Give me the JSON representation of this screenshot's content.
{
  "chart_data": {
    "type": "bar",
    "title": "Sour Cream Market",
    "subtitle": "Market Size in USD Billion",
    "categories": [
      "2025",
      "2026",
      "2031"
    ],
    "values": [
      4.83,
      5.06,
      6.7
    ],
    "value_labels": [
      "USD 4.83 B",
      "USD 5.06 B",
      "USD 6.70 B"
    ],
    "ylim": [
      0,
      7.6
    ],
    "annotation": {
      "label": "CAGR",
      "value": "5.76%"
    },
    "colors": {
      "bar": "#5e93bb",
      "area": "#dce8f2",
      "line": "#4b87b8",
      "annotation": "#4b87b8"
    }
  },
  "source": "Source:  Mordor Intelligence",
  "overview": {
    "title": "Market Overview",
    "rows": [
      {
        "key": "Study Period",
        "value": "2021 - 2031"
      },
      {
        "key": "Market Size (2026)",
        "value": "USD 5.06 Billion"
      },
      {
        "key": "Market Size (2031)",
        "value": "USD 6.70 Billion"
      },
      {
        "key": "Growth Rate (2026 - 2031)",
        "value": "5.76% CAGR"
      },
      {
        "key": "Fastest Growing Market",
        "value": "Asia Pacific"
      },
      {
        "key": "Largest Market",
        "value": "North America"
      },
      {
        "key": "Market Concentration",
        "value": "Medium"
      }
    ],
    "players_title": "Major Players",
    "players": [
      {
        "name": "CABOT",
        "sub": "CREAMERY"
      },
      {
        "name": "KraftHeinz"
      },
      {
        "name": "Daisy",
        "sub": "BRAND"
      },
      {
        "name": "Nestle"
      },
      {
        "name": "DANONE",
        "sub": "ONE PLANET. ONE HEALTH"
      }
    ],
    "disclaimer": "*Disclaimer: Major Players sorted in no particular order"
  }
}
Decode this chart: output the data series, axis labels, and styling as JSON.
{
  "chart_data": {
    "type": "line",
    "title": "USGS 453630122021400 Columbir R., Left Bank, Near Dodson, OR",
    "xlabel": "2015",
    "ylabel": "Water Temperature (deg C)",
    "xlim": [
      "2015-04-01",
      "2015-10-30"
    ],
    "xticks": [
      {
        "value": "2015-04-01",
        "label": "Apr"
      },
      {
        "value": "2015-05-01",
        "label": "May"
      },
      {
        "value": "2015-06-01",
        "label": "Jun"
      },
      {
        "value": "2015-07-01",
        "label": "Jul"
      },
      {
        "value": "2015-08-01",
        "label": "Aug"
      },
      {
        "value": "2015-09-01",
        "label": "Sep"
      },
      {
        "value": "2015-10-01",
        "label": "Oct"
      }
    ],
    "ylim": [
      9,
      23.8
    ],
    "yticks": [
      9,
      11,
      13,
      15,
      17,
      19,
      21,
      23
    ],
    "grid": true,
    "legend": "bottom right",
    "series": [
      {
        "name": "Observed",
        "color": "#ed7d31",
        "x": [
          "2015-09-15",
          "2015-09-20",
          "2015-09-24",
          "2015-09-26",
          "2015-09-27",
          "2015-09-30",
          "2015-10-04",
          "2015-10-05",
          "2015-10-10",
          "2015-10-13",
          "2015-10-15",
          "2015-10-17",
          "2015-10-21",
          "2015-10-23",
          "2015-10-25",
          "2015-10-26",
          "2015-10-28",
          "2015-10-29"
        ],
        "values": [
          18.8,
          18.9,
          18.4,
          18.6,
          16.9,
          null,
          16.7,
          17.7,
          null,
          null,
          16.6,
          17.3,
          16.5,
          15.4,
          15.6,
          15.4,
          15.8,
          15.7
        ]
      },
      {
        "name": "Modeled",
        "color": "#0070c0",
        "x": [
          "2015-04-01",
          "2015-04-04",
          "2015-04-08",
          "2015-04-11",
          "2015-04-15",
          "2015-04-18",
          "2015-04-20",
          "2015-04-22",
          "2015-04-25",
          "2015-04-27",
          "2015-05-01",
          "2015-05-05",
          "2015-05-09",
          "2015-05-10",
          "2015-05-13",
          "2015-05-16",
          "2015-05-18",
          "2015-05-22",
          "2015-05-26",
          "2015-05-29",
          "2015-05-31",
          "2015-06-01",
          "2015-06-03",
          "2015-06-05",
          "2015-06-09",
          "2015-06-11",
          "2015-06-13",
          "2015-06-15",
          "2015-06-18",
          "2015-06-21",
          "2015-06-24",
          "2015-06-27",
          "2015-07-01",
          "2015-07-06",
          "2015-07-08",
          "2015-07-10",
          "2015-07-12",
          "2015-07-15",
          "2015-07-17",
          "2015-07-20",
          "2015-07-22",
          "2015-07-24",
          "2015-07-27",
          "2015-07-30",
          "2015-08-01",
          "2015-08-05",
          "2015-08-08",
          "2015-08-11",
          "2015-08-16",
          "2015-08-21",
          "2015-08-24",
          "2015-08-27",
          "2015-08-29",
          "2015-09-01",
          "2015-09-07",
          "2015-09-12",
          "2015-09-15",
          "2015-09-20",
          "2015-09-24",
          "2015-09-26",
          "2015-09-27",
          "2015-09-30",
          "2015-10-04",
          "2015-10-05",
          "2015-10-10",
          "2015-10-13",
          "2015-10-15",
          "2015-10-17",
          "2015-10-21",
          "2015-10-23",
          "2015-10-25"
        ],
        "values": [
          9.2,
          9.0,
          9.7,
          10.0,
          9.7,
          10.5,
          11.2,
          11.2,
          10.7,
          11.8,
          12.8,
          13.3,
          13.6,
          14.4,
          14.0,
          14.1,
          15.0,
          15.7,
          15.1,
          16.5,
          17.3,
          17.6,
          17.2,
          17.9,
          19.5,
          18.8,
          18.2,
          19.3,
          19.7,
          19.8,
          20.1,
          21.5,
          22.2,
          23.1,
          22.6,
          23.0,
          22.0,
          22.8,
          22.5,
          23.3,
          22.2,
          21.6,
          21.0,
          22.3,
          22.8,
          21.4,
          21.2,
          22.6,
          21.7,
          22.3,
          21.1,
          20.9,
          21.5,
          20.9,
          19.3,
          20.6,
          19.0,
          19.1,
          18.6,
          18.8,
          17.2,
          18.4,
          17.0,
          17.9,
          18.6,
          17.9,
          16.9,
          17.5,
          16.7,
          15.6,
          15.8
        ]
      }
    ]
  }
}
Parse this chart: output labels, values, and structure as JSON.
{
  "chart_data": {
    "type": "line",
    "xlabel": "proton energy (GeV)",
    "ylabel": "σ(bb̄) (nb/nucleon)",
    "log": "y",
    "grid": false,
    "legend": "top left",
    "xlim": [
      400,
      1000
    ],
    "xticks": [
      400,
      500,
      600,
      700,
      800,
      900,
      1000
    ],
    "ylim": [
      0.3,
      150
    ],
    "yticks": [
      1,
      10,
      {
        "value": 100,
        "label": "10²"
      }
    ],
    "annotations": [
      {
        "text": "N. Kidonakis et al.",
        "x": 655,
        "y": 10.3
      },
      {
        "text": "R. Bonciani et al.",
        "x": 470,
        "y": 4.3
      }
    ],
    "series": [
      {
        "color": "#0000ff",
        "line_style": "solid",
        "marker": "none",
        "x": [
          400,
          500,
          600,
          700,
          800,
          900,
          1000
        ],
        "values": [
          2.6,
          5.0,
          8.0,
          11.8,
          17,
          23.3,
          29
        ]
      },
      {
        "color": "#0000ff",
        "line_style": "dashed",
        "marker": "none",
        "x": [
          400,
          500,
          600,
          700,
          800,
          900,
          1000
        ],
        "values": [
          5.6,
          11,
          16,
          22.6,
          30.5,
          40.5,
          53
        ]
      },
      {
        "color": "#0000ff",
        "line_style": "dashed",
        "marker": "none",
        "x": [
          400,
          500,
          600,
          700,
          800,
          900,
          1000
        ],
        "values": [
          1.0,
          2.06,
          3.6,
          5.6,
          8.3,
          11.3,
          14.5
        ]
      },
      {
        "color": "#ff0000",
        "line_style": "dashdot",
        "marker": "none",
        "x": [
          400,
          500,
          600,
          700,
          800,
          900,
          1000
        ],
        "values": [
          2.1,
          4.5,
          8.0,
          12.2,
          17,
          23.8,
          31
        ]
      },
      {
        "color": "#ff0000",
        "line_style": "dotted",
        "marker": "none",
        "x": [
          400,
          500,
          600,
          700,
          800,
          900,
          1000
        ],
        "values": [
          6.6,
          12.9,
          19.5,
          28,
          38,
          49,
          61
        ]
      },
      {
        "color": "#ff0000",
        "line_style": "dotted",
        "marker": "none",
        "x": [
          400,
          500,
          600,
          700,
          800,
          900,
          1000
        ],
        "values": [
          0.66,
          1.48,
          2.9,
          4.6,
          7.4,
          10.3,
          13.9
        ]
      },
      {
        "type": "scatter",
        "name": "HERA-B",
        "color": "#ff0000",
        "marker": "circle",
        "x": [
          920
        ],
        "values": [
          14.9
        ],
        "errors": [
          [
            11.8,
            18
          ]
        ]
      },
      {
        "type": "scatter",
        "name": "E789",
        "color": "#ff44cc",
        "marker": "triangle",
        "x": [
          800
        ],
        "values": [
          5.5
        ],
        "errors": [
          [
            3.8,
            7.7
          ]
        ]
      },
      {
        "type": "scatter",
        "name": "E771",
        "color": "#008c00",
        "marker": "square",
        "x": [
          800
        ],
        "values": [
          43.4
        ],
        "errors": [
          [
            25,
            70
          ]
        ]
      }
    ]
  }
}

▶ [WORK TO COMPLETE]
Extract every line that has the string "ylabel" in it.

▶ [CORRECT ANSWER]
    "ylabel": "Water Temperature (deg C)",
    "ylabel": "σ(bb̄) (nb/nucleon)",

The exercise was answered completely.